Copy out all lines in the data below containing the string "njls".

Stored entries

BEGIN

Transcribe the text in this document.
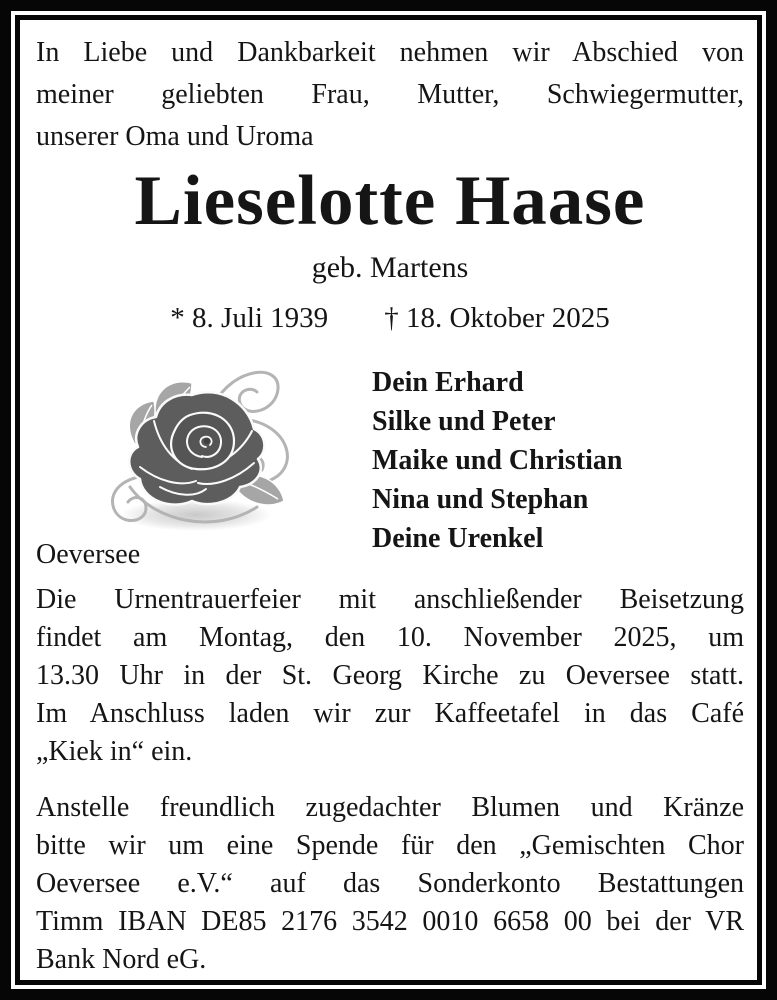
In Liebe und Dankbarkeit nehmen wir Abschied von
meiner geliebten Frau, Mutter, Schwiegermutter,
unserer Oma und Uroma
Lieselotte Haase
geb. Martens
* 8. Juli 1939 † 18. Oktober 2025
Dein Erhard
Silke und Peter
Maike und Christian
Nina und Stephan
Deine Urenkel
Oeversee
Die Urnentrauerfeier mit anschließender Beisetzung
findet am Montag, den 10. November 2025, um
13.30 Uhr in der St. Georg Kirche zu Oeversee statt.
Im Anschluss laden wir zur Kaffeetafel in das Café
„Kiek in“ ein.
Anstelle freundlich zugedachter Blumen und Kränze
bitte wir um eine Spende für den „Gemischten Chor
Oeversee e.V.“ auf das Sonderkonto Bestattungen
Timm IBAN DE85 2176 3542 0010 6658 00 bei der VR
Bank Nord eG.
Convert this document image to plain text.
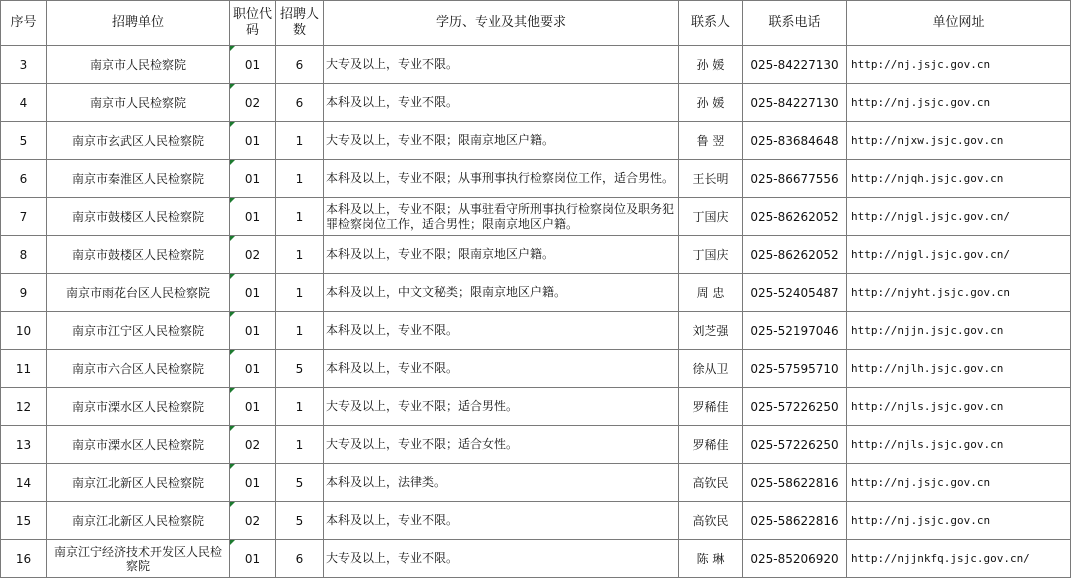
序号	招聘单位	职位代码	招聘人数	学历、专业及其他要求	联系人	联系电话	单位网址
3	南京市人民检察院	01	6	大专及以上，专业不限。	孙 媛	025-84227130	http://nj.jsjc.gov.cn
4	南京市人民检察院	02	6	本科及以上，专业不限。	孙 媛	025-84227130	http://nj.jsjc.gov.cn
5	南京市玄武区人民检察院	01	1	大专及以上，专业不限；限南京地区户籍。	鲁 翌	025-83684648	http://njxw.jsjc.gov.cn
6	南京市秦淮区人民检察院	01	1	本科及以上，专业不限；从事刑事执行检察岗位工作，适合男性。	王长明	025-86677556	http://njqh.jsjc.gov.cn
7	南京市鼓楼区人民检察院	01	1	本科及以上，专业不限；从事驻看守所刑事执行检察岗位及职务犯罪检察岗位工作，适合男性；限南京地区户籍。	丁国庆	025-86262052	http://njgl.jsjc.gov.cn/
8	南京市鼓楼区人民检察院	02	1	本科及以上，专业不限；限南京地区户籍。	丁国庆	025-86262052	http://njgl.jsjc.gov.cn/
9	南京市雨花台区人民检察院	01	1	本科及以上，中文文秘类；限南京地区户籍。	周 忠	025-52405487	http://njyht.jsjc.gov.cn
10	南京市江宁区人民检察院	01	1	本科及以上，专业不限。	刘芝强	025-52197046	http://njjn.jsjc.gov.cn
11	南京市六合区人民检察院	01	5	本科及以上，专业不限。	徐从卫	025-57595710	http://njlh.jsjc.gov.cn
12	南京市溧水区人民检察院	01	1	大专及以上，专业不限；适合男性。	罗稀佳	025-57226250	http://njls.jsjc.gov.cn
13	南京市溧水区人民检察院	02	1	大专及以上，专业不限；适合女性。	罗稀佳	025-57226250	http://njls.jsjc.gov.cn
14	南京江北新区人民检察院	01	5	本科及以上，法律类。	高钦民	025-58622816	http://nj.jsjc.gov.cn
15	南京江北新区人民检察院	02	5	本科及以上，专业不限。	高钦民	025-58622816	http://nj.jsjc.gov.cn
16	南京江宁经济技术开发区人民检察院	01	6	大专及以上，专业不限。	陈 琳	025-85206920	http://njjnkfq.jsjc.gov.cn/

END
BEGIN

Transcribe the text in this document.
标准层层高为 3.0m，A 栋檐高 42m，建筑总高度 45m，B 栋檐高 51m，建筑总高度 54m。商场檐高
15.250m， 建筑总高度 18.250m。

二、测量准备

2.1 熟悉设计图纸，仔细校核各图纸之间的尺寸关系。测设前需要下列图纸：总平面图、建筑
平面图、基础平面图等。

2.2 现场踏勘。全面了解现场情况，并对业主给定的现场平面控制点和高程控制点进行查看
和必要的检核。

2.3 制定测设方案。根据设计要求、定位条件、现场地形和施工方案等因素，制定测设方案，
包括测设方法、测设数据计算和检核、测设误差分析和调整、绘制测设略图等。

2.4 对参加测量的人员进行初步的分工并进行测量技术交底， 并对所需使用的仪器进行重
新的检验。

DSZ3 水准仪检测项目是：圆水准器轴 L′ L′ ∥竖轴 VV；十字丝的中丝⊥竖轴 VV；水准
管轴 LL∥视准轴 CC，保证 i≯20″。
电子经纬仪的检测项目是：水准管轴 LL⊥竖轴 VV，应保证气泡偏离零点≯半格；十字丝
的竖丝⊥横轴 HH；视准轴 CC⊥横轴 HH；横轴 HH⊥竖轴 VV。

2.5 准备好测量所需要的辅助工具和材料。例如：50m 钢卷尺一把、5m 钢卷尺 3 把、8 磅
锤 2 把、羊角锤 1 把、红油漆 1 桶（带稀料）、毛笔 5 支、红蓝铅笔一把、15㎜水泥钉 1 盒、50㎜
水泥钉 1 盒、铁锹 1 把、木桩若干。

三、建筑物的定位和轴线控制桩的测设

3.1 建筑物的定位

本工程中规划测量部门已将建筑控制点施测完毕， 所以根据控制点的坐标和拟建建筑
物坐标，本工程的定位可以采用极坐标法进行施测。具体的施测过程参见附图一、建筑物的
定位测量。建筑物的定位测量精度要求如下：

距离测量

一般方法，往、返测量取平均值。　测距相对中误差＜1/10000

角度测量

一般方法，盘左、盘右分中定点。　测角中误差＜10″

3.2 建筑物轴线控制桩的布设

END

■ **Task answer**:
12	南京市溧水区人民检察院	01	1	大专及以上，专业不限；适合男性。	罗稀佳	025-57226250	http://njls.jsjc.gov.cn
13	南京市溧水区人民检察院	02	1	大专及以上，专业不限；适合女性。	罗稀佳	025-57226250	http://njls.jsjc.gov.cn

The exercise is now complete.